------ Rows

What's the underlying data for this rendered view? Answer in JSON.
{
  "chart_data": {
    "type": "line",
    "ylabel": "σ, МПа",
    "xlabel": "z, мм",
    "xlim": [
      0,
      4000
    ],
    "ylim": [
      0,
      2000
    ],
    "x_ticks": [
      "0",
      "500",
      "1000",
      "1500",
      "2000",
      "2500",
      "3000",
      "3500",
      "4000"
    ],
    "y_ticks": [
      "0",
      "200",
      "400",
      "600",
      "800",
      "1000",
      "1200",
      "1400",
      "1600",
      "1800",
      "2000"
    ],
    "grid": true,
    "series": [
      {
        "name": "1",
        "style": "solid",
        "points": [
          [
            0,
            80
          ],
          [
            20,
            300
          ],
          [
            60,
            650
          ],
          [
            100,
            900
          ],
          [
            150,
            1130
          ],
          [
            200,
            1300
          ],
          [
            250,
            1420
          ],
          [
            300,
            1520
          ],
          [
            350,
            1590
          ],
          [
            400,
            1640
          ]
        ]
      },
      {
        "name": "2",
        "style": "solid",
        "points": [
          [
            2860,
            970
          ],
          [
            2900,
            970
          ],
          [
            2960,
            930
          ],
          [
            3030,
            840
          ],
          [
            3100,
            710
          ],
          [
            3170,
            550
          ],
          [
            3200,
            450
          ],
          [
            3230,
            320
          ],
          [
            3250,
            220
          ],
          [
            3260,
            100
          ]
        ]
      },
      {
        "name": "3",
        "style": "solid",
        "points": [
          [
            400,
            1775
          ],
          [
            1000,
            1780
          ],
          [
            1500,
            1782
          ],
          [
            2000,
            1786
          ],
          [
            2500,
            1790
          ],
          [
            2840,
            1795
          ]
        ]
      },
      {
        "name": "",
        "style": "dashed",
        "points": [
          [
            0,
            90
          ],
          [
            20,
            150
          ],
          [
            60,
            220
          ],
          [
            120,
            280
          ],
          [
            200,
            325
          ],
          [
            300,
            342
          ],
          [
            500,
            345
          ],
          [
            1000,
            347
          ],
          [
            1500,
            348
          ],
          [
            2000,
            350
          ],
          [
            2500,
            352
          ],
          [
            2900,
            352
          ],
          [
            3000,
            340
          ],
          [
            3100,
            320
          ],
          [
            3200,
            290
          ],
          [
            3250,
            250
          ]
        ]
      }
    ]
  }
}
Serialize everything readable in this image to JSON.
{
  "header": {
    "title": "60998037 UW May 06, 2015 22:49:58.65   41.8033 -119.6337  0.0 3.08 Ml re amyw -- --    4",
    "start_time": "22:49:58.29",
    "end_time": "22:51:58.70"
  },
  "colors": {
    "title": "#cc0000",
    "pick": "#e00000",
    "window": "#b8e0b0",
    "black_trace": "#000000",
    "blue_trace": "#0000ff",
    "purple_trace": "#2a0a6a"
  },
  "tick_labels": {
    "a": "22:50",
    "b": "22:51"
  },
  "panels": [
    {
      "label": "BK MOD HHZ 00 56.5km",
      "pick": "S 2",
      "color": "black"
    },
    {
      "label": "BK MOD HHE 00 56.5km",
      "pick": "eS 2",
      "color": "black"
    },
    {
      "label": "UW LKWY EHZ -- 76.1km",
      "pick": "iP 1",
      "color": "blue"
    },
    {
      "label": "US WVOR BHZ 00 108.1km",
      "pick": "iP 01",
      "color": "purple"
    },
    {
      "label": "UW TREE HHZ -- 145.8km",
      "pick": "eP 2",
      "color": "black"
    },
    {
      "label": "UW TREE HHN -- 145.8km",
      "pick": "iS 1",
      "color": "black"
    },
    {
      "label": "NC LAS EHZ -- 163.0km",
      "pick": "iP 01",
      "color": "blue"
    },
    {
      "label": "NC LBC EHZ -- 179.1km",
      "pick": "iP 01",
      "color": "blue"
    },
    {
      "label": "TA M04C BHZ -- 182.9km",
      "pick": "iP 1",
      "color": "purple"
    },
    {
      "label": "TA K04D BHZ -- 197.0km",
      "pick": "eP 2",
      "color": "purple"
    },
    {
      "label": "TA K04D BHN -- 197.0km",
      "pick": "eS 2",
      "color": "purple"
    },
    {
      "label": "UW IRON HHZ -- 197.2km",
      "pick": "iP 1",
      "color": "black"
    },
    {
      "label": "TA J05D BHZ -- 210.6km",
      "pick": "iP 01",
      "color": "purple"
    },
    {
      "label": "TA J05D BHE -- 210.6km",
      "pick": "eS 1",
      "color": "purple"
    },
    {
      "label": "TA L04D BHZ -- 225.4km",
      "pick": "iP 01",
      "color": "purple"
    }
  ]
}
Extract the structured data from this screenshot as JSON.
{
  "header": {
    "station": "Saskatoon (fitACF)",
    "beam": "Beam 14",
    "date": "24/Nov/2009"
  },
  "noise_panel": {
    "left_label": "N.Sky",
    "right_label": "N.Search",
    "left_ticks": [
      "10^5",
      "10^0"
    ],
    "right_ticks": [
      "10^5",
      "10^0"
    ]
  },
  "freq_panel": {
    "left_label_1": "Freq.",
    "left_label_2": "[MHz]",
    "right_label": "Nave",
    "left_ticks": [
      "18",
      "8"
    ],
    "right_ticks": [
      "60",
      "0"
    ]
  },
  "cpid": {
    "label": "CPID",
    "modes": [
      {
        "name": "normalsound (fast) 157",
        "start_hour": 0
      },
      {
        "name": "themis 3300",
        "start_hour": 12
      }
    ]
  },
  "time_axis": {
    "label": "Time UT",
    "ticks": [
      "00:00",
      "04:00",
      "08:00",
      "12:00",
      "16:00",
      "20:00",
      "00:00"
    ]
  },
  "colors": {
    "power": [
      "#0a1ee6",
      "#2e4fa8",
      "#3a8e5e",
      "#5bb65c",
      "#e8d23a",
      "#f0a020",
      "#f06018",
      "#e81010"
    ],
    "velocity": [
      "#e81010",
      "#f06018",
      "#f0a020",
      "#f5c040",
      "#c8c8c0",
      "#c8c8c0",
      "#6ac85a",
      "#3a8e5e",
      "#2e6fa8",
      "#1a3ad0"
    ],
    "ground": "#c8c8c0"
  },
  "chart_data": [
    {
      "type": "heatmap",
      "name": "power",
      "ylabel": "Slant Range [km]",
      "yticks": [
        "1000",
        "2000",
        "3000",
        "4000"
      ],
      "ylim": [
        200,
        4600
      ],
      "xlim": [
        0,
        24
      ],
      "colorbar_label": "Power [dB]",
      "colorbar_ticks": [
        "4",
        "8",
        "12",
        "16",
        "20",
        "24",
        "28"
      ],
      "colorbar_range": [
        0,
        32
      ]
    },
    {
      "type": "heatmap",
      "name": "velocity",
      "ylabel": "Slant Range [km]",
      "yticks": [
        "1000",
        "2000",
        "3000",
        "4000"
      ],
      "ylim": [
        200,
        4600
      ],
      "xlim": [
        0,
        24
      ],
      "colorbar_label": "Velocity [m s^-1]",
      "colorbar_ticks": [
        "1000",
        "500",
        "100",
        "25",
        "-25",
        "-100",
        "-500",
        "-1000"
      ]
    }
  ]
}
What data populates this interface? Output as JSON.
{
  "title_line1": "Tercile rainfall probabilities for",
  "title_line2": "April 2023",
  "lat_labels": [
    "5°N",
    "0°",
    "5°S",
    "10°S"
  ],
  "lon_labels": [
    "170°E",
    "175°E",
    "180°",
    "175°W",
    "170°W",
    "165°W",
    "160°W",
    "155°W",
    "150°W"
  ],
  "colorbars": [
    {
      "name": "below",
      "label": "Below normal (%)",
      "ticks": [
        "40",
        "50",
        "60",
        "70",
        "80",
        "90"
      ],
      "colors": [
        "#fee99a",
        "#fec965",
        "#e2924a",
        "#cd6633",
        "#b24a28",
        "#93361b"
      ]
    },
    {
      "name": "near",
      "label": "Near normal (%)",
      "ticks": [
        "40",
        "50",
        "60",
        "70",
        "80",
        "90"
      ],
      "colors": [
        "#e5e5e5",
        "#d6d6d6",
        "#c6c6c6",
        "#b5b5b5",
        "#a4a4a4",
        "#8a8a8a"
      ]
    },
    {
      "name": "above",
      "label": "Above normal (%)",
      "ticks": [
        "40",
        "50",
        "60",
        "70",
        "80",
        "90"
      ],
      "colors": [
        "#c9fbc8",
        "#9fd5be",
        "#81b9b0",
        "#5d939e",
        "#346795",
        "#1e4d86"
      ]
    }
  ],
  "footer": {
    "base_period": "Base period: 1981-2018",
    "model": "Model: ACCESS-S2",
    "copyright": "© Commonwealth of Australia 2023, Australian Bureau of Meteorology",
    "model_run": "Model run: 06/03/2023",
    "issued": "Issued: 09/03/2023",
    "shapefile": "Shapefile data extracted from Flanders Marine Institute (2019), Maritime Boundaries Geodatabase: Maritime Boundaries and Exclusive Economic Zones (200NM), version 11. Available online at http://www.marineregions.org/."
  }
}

------------

■ Stated exercise: Give only the number of lines in the material above that hold the word "name".

■ Result of this exercise: 11